Multiple linear regression keeps the pattern and represented as:

$$ \hat{y} = \vec{w} \cdot \vec{x} + b \\ \text{or} \\ \hat{y} = w_1 x_1 + w_2 x_2 + \cdots + w_n x_n + b $$

These two are the same equation

where:

n is the number of independent variables.
$ \vec{x} $ is a vector containing the independent variables: $ \vec{x} = \begin{bmatrix} x_1 & x_2 & \cdots & x_n \end{bmatrix} $.
$ \vec{w} $ is a vector containing the matching coefficients for the independent variables: $ \vec{w} = \begin{bmatrix} w_1 & w_2 & \cdots & w_n \end{bmatrix} $.
b has the same role as in SLR. However, multiple linear regression is about hyperplanes rather than a straight line (actually, lines are hyperplanes in two dimensions). Visualising the predictions of an MLR model requires an additional dimension (axis) for each parameter. The best meaningful plot that can be drawn is a plane in three dimensions, where b postions the plane along the dependent variable’s axis.

Below is example of a multiple linear regression model:

$$ \hat{y}^{(i)} = w_1 x_1^{(i)} + w_2 x_2^{(i)} + w_3 x_3^{(i)} + b $$$$ \text{Predicted price} = 120 \times \text{SqFt} + 15 \space 000 \times \text{Bedrooms} - 800 \times \text{Age} + 50 \space 000 $$

This way, it is intuitive that:

the price of a house increases by $120 for each additional square foot.
each additional bedroom increases the price by $15,000.
each year counted from the year of construction reduces the price by $800.
____________
| GOAL 1 |
Answer these questions using the passage on multiple linear regression:
(a) What does n stand for?
(b) In the house-price example, how much does each additional bedroom add to the price?
(c) In the three-dimensional plot, what does b position the plane along?
____________
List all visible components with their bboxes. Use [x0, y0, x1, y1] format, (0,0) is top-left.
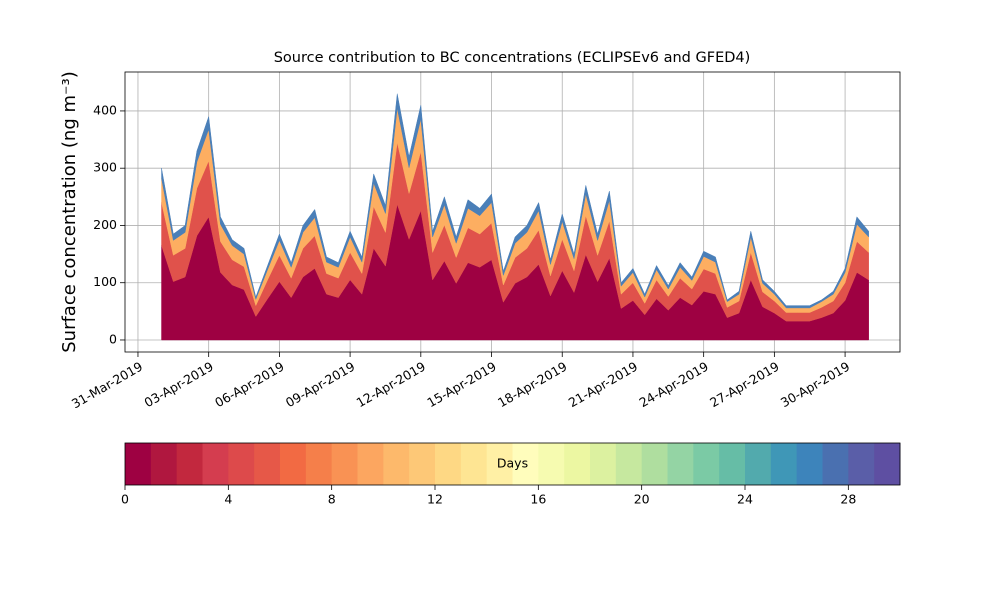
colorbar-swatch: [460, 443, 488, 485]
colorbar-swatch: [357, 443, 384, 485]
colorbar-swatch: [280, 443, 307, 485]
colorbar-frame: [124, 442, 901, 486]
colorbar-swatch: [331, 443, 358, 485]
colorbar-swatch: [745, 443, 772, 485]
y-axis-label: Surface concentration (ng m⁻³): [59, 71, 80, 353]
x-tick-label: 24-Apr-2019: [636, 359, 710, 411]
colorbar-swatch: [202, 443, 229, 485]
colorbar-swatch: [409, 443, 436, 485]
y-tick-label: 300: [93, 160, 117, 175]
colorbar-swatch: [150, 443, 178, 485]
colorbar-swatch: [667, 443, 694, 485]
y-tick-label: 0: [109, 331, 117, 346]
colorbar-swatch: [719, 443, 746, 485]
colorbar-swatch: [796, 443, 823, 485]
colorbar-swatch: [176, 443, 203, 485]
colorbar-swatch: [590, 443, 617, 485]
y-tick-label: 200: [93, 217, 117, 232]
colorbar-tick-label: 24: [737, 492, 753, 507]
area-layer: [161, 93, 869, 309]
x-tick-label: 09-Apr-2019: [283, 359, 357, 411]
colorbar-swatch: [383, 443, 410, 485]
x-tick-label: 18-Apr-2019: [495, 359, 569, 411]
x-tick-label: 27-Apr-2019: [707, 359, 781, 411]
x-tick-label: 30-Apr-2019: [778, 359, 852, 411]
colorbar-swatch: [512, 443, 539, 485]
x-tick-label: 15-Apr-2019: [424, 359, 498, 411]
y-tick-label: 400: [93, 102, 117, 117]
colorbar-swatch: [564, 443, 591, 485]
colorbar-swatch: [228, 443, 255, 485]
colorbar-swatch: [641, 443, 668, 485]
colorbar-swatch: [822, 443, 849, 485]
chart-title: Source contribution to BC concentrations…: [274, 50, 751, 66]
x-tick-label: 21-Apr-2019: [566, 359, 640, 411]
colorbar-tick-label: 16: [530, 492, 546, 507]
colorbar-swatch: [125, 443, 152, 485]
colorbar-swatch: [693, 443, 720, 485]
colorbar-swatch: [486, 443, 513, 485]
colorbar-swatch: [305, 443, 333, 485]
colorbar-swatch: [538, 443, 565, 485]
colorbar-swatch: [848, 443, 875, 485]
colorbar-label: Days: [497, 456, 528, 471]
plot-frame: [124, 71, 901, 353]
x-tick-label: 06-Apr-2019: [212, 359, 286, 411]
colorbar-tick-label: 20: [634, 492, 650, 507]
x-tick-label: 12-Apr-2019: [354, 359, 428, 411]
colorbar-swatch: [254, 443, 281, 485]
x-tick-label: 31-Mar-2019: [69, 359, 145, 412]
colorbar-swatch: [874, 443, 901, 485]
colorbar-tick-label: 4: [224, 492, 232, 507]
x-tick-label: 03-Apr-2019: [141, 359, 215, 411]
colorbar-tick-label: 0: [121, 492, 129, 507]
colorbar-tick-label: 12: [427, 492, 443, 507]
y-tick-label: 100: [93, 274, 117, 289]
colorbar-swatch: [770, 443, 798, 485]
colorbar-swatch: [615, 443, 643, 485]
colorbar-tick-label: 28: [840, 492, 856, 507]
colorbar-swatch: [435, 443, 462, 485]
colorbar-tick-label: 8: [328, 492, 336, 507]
____________
| GOAL 2 |
Repeat the stretch of the listing from the line containing "colorbar-swatch: [460, 443, 488, 485]" through the line containing "x-tick-label: 24-Apr-2019: [636, 359, 710, 411]", and nothing else.

| FULL ANSWER 1 |
(a) The number of independent variables.
(b) $15,000.
(c) The dependent variable's axis.

| FULL ANSWER 2 |
colorbar-swatch: [460, 443, 488, 485]
colorbar-swatch: [357, 443, 384, 485]
colorbar-swatch: [280, 443, 307, 485]
colorbar-frame: [124, 442, 901, 486]
colorbar-swatch: [331, 443, 358, 485]
colorbar-swatch: [745, 443, 772, 485]
y-axis-label: Surface concentration (ng m⁻³): [59, 71, 80, 353]
x-tick-label: 24-Apr-2019: [636, 359, 710, 411]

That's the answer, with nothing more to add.